What to do.
Scan the lines below for the word "legend". Copy each line you find it in.

(Records from a data collection)
==========

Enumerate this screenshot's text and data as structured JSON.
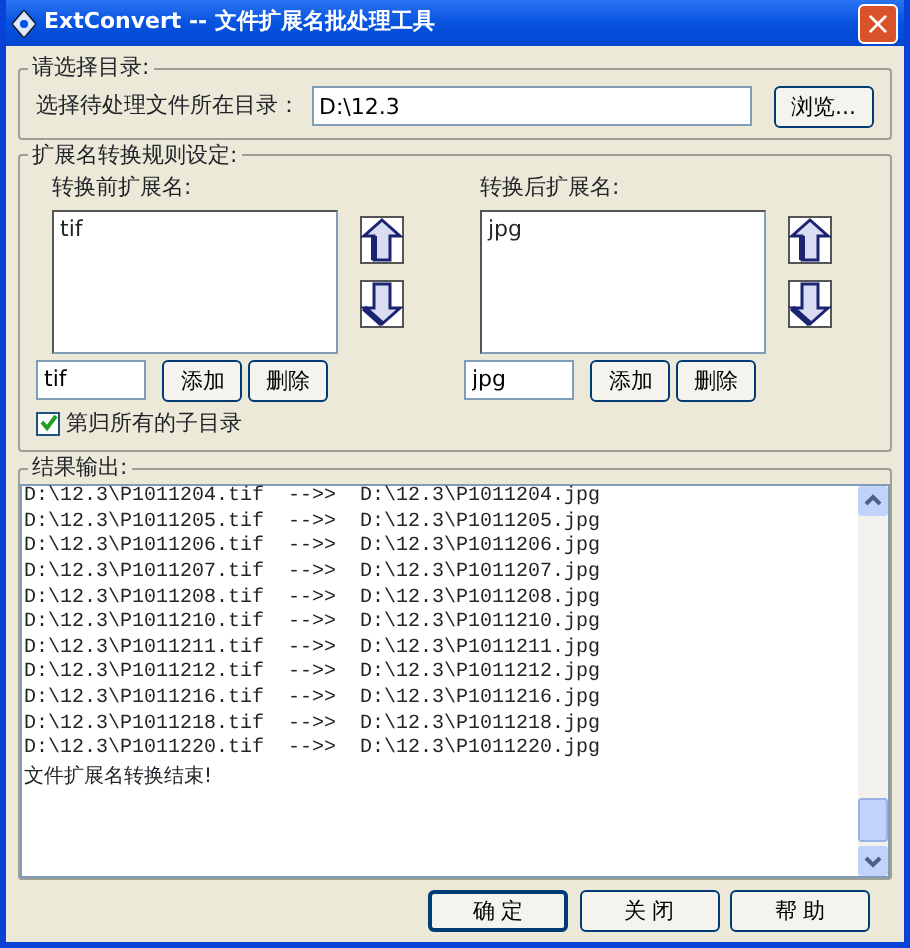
{
  "window": {
    "title": "ExtConvert -- 文件扩展名批处理工具",
    "close": "×"
  },
  "directory": {
    "legend": "请选择目录:",
    "label": "选择待处理文件所在目录：",
    "value": "D:\\12.3",
    "browse": "浏览..."
  },
  "rules": {
    "legend": "扩展名转换规则设定:",
    "lists": [
      {
        "label": "转换前扩展名:",
        "items": [
          "tif"
        ],
        "input": "tif",
        "add": "添加",
        "remove": "删除"
      },
      {
        "label": "转换后扩展名:",
        "items": [
          "jpg"
        ],
        "input": "jpg",
        "add": "添加",
        "remove": "删除"
      }
    ],
    "recursive": {
      "label": "第归所有的子目录",
      "checked": true
    }
  },
  "output": {
    "legend": "结果输出:",
    "lines": [
      "D:\\12.3\\P1011204.tif  -->>  D:\\12.3\\P1011204.jpg",
      "D:\\12.3\\P1011205.tif  -->>  D:\\12.3\\P1011205.jpg",
      "D:\\12.3\\P1011206.tif  -->>  D:\\12.3\\P1011206.jpg",
      "D:\\12.3\\P1011207.tif  -->>  D:\\12.3\\P1011207.jpg",
      "D:\\12.3\\P1011208.tif  -->>  D:\\12.3\\P1011208.jpg",
      "D:\\12.3\\P1011210.tif  -->>  D:\\12.3\\P1011210.jpg",
      "D:\\12.3\\P1011211.tif  -->>  D:\\12.3\\P1011211.jpg",
      "D:\\12.3\\P1011212.tif  -->>  D:\\12.3\\P1011212.jpg",
      "D:\\12.3\\P1011216.tif  -->>  D:\\12.3\\P1011216.jpg",
      "D:\\12.3\\P1011218.tif  -->>  D:\\12.3\\P1011218.jpg",
      "D:\\12.3\\P1011220.tif  -->>  D:\\12.3\\P1011220.jpg"
    ],
    "summary": "文件扩展名转换结束!"
  },
  "buttons": [
    {
      "label": "确 定",
      "default": true
    },
    {
      "label": "关 闭",
      "default": false
    },
    {
      "label": "帮 助",
      "default": false
    }
  ]
}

==========

Answer below.
    "legend": "请选择目录:",
    "legend": "扩展名转换规则设定:",
    "legend": "结果输出:",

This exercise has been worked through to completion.